-- begin Excerpted records --

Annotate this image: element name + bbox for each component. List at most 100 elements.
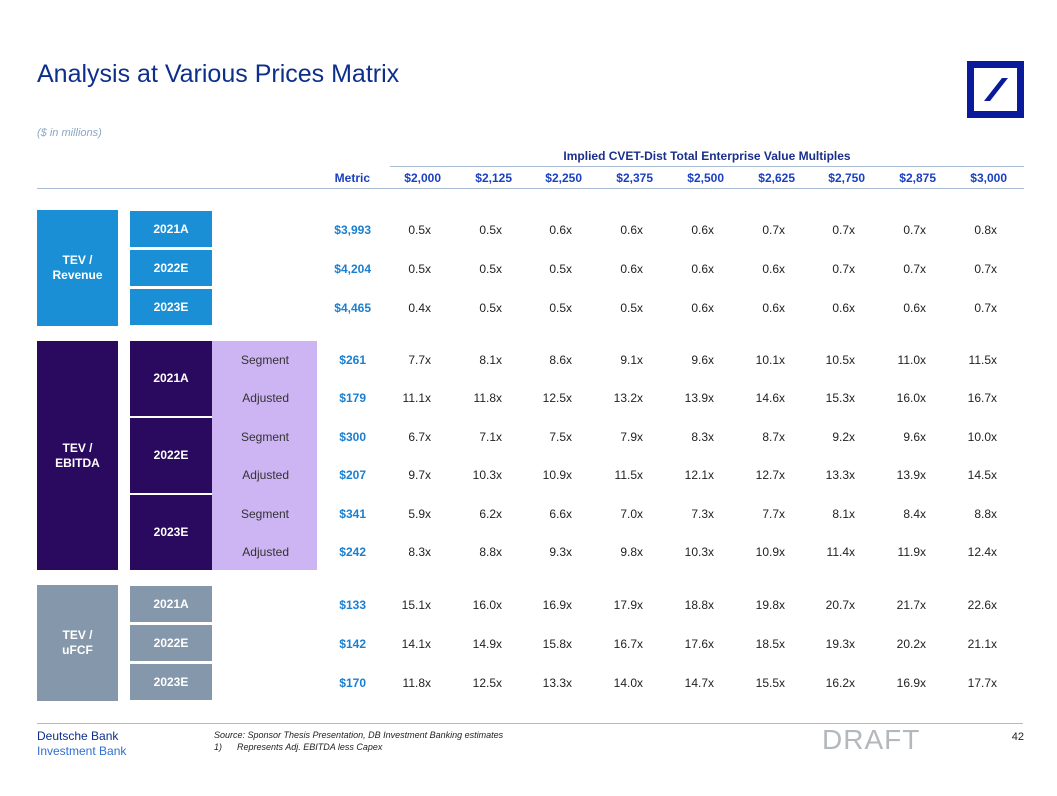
brand-division: Investment Bank bbox=[37, 744, 127, 758]
ebitda-year-block: 2022E bbox=[130, 418, 212, 493]
tev-ufcf-block: TEV / uFCF bbox=[37, 585, 118, 701]
revenue-multiple-cell: 0.6x bbox=[691, 301, 714, 315]
revenue-multiple-cell: 0.5x bbox=[479, 262, 502, 276]
ebitda-multiple-cell: 9.3x bbox=[549, 545, 572, 559]
page-number: 42 bbox=[1011, 731, 1024, 743]
footer-divider bbox=[37, 723, 1023, 724]
source-note: Source: Sponsor Thesis Presentation, DB … bbox=[214, 730, 504, 740]
ufcf-multiple-cell: 16.0x bbox=[472, 598, 502, 612]
price-column-header: $2,000 bbox=[404, 171, 441, 185]
revenue-metric-value: $4,204 bbox=[334, 262, 371, 276]
ebitda-multiple-cell: 8.8x bbox=[974, 506, 997, 521]
metric-column-header: Metric bbox=[334, 171, 370, 185]
ufcf-multiple-cell: 13.3x bbox=[542, 676, 572, 690]
ebitda-multiple-cell: 12.7x bbox=[755, 468, 785, 483]
price-column-header: $2,250 bbox=[545, 171, 582, 185]
ebitda-multiple-cell: 8.8x bbox=[479, 545, 502, 559]
ufcf-multiple-cell: 14.1x bbox=[401, 637, 431, 651]
revenue-year-block: 2022E bbox=[130, 250, 212, 286]
ufcf-multiple-cell: 14.0x bbox=[613, 676, 643, 690]
ebitda-multiple-cell: 10.0x bbox=[967, 429, 997, 444]
deutsche-bank-logo bbox=[967, 61, 1024, 118]
ebitda-type-label: Segment bbox=[240, 429, 289, 444]
ufcf-multiple-cell: 16.9x bbox=[896, 676, 926, 690]
revenue-multiple-cell: 0.5x bbox=[408, 223, 431, 237]
ebitda-multiple-cell: 6.6x bbox=[549, 506, 572, 521]
revenue-multiple-cell: 0.6x bbox=[620, 223, 643, 237]
brand-name: Deutsche Bank bbox=[37, 729, 119, 743]
ebitda-metric-value: $179 bbox=[339, 391, 366, 406]
revenue-multiple-cell: 0.7x bbox=[832, 262, 855, 276]
ufcf-multiple-cell: 21.1x bbox=[967, 637, 997, 651]
price-column-header: $2,125 bbox=[475, 171, 512, 185]
revenue-multiple-cell: 0.7x bbox=[903, 262, 926, 276]
ebitda-year-block: 2023E bbox=[130, 495, 212, 570]
ufcf-multiple-cell: 16.2x bbox=[825, 676, 855, 690]
ufcf-multiple-cell: 18.5x bbox=[755, 637, 785, 651]
ebitda-multiple-cell: 12.4x bbox=[967, 545, 997, 559]
ebitda-multiple-cell: 9.1x bbox=[620, 353, 643, 367]
ebitda-multiple-cell: 8.7x bbox=[762, 429, 785, 444]
ebitda-multiple-cell: 8.3x bbox=[408, 545, 431, 559]
ebitda-multiple-cell: 7.5x bbox=[549, 429, 572, 444]
page-title: Analysis at Various Prices Matrix bbox=[37, 60, 400, 88]
ebitda-multiple-cell: 10.3x bbox=[472, 468, 502, 483]
ufcf-multiple-cell: 21.7x bbox=[896, 598, 926, 612]
revenue-year-block: 2021A bbox=[130, 211, 212, 247]
revenue-multiple-cell: 0.5x bbox=[620, 301, 643, 315]
revenue-multiple-cell: 0.5x bbox=[549, 301, 572, 315]
ufcf-multiple-cell: 15.5x bbox=[755, 676, 785, 690]
ebitda-multiple-cell: 9.6x bbox=[903, 429, 926, 444]
ebitda-multiple-cell: 16.7x bbox=[967, 391, 997, 406]
revenue-multiple-cell: 0.6x bbox=[691, 223, 714, 237]
ebitda-multiple-cell: 12.5x bbox=[542, 391, 572, 406]
price-column-header: $2,500 bbox=[687, 171, 724, 185]
ufcf-multiple-cell: 19.3x bbox=[825, 637, 855, 651]
revenue-multiple-cell: 0.6x bbox=[762, 262, 785, 276]
ufcf-multiple-cell: 22.6x bbox=[967, 598, 997, 612]
ebitda-multiple-cell: 13.9x bbox=[684, 391, 714, 406]
ebitda-multiple-cell: 11.5x bbox=[614, 468, 643, 483]
ufcf-year-block: 2021A bbox=[130, 586, 212, 622]
price-column-header: $2,375 bbox=[616, 171, 653, 185]
ebitda-multiple-cell: 14.5x bbox=[967, 468, 997, 483]
revenue-multiple-cell: 0.6x bbox=[762, 301, 785, 315]
revenue-multiple-cell: 0.7x bbox=[974, 301, 997, 315]
ufcf-multiple-cell: 18.8x bbox=[684, 598, 714, 612]
ebitda-multiple-cell: 10.5x bbox=[825, 353, 855, 367]
ebitda-type-label: Adjusted bbox=[242, 391, 289, 406]
ebitda-multiple-cell: 11.1x bbox=[402, 391, 431, 406]
ebitda-multiple-cell: 13.9x bbox=[896, 468, 926, 483]
ebitda-type-label: Adjusted bbox=[242, 468, 289, 483]
revenue-multiple-cell: 0.5x bbox=[479, 223, 502, 237]
ebitda-multiple-cell: 15.3x bbox=[825, 391, 855, 406]
revenue-multiple-cell: 0.6x bbox=[549, 223, 572, 237]
revenue-multiple-cell: 0.7x bbox=[832, 223, 855, 237]
ufcf-multiple-cell: 20.7x bbox=[825, 598, 855, 612]
ebitda-multiple-cell: 10.9x bbox=[755, 545, 785, 559]
revenue-multiple-cell: 0.5x bbox=[479, 301, 502, 315]
ebitda-metric-value: $207 bbox=[339, 468, 366, 483]
price-column-header: $3,000 bbox=[970, 171, 1007, 185]
multiples-group-title: Implied CVET-Dist Total Enterprise Value… bbox=[563, 149, 851, 163]
tev-ebitda-block-label: TEV / EBITDA bbox=[55, 440, 100, 470]
ebitda-multiple-cell: 8.4x bbox=[903, 506, 926, 521]
ebitda-multiple-cell: 7.7x bbox=[762, 506, 785, 521]
revenue-multiple-cell: 0.7x bbox=[903, 223, 926, 237]
ufcf-metric-value: $170 bbox=[339, 676, 366, 690]
ebitda-metric-value: $341 bbox=[339, 506, 366, 521]
ufcf-multiple-cell: 19.8x bbox=[755, 598, 785, 612]
ufcf-metric-value: $133 bbox=[339, 598, 366, 612]
tev-ufcf-block-label: TEV / uFCF bbox=[62, 628, 93, 657]
ebitda-multiple-cell: 7.9x bbox=[620, 429, 643, 444]
ufcf-year-block: 2023E bbox=[130, 664, 212, 700]
ebitda-multiple-cell: 7.7x bbox=[408, 353, 431, 367]
ebitda-multiple-cell: 11.4x bbox=[826, 545, 855, 559]
ufcf-multiple-cell: 14.9x bbox=[472, 637, 502, 651]
ufcf-year-block: 2022E bbox=[130, 625, 212, 661]
ebitda-multiple-cell: 11.0x bbox=[897, 353, 926, 367]
ebitda-multiple-cell: 9.7x bbox=[408, 468, 431, 483]
footnote-text: Represents Adj. EBITDA less Capex bbox=[237, 742, 383, 752]
price-column-header: $2,875 bbox=[899, 171, 936, 185]
ebitda-multiple-cell: 6.7x bbox=[408, 429, 431, 444]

-- end Excerpted records --

- **Written exercise**: Rewrite the part of the data that opens with the line containing "brand-division: Investment Bank" and closes with the line containing "ebitda-multiple-cell: 9.3x bbox=[549, 545, 572, 559]", substituting "sales-multiple-cell" for "revenue-multiple-cell" and keeping everything else the same. Give only those lines.

- **The completed task**:
brand-division: Investment Bank bbox=[37, 744, 127, 758]
ebitda-year-block: 2022E bbox=[130, 418, 212, 493]
tev-ufcf-block: TEV / uFCF bbox=[37, 585, 118, 701]
sales-multiple-cell: 0.6x bbox=[691, 301, 714, 315]
sales-multiple-cell: 0.5x bbox=[479, 262, 502, 276]
ebitda-multiple-cell: 9.3x bbox=[549, 545, 572, 559]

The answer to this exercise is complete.